DIRECTIONS FOR THIS TASK ▸ Determine which lines contain the word "circle", then copy those lines.

begin

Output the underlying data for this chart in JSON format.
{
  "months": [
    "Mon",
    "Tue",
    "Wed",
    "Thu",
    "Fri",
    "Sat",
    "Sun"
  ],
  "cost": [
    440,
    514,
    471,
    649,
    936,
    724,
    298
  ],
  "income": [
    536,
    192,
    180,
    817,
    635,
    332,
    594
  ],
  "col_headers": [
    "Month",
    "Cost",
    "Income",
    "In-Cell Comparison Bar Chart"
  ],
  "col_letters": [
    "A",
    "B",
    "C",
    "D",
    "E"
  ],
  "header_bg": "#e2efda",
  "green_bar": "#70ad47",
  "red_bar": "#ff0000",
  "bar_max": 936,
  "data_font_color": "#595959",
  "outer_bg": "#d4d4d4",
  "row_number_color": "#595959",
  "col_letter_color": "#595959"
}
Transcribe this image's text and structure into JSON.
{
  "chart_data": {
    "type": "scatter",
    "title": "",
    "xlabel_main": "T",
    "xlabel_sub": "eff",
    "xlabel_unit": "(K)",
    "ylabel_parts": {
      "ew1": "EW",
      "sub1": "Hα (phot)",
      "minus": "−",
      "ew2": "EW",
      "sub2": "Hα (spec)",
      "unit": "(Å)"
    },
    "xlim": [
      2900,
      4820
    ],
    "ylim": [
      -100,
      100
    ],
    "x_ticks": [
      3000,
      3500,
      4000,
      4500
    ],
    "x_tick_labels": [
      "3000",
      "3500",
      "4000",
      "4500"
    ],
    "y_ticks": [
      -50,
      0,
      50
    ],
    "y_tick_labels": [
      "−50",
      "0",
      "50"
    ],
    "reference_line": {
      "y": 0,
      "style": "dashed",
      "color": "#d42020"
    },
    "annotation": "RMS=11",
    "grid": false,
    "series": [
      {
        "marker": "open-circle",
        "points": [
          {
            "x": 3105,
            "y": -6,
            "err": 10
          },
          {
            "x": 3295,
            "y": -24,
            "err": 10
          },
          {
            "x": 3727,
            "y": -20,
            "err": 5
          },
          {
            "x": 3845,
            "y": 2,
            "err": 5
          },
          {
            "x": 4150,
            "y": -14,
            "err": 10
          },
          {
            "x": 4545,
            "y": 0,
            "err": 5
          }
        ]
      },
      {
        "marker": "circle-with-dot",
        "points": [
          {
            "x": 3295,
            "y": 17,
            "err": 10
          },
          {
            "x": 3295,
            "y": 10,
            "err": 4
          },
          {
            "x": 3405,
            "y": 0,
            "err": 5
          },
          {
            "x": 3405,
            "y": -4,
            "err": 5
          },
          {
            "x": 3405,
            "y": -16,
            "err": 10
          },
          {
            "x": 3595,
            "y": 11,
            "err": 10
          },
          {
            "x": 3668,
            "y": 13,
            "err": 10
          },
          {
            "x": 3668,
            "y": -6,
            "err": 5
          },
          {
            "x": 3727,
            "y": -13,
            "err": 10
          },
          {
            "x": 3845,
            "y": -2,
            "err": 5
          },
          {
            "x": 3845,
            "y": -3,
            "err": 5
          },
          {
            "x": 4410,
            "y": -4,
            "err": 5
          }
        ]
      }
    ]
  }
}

end

FINAL RESULT ▸
        "marker": "open-circle",
        "marker": "circle-with-dot",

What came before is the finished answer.